## What you need to do
Copy each line below in which the word "Daily" occurs.

Records from a data collection:
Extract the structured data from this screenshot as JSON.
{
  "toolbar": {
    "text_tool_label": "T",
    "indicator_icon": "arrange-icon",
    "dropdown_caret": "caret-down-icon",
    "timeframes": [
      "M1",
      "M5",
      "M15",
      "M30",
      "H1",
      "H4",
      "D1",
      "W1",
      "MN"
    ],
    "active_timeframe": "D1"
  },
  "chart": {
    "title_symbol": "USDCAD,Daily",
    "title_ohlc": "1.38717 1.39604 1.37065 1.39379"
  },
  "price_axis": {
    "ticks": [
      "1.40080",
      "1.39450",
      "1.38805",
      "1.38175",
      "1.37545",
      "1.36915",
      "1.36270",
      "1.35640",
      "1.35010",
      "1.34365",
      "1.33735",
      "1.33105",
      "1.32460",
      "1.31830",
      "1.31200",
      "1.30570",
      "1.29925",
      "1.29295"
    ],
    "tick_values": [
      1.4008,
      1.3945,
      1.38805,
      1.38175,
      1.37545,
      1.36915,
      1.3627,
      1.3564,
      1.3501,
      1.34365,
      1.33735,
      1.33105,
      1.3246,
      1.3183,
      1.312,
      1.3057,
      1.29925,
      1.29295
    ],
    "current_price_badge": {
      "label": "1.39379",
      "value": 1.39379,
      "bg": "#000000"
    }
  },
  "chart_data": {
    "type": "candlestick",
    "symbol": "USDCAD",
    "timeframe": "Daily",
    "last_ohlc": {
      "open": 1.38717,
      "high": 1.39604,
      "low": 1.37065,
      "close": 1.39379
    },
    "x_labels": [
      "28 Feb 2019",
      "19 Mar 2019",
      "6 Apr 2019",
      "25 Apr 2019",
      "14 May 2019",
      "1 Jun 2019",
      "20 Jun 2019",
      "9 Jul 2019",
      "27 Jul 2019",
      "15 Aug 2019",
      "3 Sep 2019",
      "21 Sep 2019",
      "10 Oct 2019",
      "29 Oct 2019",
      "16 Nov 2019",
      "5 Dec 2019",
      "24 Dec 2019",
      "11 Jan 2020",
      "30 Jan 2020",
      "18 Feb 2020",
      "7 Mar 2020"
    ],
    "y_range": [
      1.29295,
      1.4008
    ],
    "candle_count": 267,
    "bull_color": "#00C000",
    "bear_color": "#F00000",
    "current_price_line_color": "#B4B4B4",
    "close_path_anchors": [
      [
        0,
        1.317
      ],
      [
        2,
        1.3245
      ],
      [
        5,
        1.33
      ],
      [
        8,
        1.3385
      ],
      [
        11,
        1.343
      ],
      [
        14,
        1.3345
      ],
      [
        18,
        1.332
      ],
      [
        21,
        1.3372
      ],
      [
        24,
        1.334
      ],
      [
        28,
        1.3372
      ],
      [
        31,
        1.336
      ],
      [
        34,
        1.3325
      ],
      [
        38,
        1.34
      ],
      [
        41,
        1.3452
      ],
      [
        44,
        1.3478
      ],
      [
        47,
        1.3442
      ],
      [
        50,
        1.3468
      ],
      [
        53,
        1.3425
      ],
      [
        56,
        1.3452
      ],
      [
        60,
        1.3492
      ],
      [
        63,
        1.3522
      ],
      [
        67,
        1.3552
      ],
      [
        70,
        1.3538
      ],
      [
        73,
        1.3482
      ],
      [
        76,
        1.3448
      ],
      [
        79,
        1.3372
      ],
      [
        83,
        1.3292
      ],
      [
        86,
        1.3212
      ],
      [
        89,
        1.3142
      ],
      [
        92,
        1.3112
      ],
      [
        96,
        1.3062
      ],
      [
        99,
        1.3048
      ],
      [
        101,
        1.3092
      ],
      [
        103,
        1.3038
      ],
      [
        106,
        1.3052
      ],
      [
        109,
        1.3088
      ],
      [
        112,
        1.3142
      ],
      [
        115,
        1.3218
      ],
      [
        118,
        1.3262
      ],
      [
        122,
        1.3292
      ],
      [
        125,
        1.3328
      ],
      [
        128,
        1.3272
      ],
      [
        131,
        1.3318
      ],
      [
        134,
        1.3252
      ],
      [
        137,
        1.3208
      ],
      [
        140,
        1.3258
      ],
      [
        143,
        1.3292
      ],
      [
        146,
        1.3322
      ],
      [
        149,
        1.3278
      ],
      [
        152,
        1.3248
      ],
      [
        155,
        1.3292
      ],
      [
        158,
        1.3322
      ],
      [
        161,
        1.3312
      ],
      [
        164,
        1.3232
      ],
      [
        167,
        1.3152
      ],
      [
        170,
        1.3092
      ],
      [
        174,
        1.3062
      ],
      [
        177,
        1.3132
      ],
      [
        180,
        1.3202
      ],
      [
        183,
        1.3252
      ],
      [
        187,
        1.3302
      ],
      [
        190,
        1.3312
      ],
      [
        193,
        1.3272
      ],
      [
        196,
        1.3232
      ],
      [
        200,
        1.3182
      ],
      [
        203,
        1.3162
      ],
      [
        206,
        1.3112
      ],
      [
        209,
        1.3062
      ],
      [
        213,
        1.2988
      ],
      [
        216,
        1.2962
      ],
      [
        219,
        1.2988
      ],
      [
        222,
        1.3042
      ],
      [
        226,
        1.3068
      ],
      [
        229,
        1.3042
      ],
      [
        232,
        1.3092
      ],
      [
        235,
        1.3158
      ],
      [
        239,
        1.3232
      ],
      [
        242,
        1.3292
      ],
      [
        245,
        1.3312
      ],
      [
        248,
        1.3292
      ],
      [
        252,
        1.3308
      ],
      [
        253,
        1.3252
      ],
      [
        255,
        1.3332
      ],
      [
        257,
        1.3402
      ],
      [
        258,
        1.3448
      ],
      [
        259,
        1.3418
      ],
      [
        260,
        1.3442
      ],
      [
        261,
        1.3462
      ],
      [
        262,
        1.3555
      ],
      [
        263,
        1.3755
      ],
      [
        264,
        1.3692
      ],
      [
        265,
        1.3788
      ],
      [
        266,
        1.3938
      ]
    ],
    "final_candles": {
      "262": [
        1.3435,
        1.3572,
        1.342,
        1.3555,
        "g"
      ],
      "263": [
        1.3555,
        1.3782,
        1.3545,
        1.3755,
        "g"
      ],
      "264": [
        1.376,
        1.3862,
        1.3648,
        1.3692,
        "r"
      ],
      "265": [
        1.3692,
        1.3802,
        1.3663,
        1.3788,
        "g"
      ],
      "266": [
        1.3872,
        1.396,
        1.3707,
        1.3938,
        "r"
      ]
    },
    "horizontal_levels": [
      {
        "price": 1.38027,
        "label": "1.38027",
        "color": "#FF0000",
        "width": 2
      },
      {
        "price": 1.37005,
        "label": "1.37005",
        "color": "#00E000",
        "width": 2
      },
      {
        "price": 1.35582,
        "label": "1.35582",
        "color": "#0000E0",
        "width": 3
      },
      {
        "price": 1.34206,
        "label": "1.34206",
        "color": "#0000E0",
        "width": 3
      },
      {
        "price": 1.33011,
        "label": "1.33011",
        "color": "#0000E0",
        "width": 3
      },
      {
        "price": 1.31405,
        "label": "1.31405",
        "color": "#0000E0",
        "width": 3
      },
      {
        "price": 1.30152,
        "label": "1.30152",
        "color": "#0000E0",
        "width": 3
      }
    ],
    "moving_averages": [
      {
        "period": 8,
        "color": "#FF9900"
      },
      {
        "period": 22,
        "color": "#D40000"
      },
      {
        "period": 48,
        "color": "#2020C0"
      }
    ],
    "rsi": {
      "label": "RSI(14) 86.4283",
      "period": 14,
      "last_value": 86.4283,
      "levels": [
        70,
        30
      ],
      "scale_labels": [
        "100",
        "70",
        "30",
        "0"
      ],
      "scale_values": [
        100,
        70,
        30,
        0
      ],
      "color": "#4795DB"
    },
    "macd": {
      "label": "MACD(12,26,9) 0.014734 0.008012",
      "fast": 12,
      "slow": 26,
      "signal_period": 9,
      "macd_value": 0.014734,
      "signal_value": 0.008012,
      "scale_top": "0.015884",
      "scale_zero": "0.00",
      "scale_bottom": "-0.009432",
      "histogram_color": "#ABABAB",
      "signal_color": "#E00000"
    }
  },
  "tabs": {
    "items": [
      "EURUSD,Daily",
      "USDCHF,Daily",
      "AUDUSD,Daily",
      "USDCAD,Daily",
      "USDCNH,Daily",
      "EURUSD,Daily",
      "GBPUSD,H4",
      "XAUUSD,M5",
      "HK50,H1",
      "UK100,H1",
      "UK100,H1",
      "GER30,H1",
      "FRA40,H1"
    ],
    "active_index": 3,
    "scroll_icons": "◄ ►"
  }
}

## Full output
    "title_symbol": "USDCAD,Daily",
    "timeframe": "Daily",
      "EURUSD,Daily",
      "USDCHF,Daily",
      "AUDUSD,Daily",
      "USDCAD,Daily",
      "USDCNH,Daily",
      "EURUSD,Daily",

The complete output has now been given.